◆ Written instruction ◆
Every line that contains the word "anmeldte" should be copied.

◆ Records to process ◆
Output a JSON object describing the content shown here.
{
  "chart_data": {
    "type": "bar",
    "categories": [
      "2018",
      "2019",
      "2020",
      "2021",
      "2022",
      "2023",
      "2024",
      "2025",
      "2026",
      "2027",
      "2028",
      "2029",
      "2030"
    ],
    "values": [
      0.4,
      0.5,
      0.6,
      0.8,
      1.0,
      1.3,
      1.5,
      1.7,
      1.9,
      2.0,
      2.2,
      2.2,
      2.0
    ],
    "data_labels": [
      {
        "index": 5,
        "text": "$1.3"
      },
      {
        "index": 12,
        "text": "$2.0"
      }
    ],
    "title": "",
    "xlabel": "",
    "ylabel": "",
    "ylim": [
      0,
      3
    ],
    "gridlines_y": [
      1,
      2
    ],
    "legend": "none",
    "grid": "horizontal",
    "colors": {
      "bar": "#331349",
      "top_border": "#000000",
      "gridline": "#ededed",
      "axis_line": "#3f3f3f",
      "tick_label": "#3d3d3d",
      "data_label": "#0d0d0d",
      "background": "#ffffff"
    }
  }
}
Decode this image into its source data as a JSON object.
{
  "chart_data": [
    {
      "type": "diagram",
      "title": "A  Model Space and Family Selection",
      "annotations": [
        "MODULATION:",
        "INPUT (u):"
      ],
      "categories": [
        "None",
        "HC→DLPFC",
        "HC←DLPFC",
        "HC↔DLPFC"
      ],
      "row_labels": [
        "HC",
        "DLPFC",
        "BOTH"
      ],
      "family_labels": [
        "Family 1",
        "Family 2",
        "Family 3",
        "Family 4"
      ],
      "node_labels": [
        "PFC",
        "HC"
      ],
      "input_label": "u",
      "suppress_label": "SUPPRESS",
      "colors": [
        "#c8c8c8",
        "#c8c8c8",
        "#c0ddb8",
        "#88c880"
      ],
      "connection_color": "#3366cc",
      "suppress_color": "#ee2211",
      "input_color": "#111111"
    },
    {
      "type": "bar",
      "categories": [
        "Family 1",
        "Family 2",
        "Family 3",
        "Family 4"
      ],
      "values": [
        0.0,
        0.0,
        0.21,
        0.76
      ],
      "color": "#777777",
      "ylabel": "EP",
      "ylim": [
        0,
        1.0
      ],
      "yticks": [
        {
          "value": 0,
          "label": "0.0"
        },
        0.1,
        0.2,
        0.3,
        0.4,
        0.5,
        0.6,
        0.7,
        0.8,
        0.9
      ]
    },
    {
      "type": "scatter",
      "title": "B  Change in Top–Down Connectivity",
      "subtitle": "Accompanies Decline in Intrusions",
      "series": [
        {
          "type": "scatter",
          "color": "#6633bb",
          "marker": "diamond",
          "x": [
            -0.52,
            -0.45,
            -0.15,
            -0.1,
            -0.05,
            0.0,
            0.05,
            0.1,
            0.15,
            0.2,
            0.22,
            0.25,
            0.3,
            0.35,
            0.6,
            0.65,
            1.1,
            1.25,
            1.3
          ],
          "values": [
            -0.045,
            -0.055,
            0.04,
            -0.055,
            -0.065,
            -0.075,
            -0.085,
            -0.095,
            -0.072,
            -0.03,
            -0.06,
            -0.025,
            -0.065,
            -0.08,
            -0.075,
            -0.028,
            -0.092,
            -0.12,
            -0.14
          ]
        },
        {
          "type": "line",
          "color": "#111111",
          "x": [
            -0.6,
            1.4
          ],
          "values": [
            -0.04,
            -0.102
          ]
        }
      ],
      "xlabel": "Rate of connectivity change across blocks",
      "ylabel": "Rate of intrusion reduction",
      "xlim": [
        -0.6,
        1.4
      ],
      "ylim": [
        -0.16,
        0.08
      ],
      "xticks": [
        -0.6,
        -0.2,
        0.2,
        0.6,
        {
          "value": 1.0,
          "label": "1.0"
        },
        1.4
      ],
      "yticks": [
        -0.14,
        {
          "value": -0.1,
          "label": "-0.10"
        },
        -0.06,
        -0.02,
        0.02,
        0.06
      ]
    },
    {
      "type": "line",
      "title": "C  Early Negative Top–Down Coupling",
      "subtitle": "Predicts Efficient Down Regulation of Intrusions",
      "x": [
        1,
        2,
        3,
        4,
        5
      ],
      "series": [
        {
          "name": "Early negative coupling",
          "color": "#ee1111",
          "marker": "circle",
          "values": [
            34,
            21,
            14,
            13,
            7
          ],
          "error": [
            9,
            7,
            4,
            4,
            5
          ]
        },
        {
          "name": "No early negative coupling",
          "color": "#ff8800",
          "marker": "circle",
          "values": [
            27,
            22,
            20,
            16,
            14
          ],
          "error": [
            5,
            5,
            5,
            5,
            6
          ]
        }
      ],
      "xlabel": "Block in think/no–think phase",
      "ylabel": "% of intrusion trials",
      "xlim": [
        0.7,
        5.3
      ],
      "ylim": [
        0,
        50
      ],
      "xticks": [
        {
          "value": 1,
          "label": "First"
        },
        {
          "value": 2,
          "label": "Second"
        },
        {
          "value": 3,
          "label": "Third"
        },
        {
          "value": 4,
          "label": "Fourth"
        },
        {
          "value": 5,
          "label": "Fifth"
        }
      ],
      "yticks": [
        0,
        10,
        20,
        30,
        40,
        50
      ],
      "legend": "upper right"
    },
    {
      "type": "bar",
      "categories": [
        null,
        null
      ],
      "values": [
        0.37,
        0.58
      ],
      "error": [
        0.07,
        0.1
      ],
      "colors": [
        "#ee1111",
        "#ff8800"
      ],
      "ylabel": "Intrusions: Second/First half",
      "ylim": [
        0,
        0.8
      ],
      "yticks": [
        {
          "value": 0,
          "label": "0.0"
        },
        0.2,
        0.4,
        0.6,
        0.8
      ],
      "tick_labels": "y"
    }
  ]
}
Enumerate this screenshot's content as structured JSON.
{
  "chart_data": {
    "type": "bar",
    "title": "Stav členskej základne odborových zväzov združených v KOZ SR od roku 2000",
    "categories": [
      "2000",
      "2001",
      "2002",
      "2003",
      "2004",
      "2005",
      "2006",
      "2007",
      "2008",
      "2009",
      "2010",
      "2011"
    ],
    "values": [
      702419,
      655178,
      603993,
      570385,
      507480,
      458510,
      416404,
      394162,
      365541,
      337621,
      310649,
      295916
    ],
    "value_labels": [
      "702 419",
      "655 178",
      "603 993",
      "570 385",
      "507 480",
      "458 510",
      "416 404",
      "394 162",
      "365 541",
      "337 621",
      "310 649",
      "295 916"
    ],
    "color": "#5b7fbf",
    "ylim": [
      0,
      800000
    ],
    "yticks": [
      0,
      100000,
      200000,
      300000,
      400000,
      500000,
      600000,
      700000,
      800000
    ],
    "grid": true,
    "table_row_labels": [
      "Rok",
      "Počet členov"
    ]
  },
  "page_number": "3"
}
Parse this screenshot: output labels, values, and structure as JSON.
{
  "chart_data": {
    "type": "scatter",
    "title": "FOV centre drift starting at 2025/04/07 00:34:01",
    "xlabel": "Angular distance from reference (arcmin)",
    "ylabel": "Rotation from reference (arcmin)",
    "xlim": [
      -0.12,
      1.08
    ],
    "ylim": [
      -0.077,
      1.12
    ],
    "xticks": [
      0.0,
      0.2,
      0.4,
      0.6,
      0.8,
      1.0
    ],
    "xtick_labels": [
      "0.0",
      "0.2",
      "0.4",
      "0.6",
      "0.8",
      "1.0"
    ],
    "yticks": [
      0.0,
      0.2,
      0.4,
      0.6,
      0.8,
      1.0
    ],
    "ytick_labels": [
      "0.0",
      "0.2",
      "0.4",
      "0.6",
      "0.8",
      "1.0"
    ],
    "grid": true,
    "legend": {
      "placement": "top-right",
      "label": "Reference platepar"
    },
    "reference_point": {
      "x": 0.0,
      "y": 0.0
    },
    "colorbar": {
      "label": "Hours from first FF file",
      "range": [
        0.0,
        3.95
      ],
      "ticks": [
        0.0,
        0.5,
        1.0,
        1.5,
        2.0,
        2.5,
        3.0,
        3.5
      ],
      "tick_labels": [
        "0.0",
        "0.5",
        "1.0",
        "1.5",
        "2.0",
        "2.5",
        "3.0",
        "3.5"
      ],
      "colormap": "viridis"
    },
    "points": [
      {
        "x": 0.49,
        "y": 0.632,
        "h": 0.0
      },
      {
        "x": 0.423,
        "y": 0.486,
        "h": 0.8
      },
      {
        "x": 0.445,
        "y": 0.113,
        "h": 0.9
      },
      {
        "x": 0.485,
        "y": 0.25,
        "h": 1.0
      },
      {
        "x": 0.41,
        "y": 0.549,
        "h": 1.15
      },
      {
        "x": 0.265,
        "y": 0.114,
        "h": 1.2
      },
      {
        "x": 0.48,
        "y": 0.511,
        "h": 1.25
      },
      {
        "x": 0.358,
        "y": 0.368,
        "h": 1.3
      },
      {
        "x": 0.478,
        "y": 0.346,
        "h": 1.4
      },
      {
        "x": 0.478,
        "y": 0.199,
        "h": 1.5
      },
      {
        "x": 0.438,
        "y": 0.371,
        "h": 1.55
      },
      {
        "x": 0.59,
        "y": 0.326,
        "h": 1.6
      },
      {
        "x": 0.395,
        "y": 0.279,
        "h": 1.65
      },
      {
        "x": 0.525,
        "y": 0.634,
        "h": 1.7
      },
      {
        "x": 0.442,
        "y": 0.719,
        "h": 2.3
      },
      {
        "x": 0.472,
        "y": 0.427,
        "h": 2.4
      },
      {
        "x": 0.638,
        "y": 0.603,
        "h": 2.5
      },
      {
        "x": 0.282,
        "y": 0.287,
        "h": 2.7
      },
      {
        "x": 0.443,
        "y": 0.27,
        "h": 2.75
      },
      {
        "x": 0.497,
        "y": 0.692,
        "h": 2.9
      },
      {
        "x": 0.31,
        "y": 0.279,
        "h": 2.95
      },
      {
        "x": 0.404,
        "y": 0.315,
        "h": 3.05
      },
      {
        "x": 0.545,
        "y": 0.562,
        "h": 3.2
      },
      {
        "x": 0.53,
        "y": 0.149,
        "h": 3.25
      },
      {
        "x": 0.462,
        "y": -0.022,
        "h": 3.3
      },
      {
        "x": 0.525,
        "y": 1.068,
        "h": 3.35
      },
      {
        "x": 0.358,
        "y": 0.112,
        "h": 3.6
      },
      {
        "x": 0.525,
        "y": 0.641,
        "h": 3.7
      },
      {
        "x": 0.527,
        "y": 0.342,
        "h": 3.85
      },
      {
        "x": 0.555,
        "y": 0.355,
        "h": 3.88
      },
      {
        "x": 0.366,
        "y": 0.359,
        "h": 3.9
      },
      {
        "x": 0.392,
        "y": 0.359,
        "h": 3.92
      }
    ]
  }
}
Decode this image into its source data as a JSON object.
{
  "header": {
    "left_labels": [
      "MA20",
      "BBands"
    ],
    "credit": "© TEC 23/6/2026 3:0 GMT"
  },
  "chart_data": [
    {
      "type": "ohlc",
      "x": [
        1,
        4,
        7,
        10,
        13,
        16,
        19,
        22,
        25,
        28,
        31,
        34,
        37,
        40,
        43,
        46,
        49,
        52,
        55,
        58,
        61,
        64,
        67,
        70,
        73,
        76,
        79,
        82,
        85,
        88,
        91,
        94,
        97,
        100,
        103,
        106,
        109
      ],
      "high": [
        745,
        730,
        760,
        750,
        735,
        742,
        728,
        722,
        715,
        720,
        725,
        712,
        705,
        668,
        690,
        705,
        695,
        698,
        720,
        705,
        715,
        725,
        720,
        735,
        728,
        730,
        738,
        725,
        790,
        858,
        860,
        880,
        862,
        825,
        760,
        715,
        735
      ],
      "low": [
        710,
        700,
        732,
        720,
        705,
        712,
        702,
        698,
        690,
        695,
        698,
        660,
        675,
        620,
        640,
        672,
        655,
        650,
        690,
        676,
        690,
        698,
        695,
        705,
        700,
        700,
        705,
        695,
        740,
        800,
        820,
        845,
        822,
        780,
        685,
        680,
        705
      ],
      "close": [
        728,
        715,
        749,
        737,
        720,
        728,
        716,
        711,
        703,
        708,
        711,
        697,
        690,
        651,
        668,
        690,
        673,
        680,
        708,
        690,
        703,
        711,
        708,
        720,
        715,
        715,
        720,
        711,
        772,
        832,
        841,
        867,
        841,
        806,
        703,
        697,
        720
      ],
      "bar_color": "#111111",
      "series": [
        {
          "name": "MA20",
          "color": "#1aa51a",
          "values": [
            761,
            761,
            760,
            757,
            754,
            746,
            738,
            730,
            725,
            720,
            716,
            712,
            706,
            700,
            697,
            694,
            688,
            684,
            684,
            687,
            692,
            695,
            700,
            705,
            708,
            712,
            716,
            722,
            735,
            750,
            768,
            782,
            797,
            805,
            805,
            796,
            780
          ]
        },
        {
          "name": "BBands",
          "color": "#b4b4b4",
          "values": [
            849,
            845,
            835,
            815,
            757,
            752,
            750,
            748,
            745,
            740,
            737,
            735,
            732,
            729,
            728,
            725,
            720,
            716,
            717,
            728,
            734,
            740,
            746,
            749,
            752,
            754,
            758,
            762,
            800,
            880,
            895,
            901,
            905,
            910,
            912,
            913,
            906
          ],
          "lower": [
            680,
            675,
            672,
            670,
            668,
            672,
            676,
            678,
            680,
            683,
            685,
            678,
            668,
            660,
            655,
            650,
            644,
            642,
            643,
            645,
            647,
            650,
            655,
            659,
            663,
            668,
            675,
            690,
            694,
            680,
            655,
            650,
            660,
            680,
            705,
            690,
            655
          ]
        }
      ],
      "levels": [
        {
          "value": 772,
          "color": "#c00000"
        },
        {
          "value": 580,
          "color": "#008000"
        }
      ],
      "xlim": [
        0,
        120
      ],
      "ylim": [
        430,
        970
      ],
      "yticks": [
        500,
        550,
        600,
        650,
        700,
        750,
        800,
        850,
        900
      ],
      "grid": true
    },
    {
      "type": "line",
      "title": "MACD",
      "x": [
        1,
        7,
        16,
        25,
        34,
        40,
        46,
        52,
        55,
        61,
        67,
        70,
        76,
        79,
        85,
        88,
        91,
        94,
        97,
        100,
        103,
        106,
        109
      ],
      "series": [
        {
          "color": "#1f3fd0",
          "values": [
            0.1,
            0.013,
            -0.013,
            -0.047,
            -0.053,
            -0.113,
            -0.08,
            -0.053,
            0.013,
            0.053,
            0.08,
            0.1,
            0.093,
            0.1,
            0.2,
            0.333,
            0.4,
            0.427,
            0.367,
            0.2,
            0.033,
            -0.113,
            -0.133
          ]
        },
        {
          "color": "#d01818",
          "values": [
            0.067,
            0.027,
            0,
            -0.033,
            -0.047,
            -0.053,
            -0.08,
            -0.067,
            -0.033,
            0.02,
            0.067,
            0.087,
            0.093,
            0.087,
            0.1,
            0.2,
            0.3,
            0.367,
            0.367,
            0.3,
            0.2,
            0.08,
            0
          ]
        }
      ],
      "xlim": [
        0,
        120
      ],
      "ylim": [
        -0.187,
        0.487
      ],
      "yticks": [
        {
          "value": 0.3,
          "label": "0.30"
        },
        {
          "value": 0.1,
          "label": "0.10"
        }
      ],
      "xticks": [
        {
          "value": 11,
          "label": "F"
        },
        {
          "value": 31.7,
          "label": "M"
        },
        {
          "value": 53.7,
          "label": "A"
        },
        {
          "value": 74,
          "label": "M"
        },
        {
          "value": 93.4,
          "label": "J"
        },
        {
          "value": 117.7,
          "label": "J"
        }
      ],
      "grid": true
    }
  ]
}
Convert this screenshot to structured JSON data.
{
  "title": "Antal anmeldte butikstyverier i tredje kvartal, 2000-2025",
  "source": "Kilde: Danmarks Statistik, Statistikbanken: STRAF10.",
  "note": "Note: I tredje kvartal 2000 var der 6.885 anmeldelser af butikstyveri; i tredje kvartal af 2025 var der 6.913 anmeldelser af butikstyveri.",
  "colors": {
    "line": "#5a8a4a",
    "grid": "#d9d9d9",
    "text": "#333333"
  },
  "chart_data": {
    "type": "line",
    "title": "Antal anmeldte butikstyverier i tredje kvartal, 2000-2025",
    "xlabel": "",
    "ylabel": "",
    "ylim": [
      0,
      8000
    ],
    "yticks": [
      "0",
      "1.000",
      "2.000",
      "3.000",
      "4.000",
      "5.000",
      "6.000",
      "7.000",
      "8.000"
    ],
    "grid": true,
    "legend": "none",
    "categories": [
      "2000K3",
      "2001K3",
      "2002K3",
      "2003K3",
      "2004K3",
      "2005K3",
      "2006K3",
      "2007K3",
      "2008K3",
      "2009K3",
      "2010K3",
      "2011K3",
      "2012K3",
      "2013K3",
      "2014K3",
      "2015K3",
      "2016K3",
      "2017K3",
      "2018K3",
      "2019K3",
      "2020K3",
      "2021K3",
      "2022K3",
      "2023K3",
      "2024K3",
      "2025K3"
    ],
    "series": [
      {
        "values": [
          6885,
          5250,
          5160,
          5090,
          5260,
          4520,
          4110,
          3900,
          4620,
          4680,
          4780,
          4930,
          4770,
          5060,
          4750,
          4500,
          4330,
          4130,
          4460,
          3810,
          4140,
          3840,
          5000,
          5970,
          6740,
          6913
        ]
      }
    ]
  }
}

◆ Task output ◆
  "title": "Antal anmeldte butikstyverier i tredje kvartal, 2000-2025",
    "title": "Antal anmeldte butikstyverier i tredje kvartal, 2000-2025",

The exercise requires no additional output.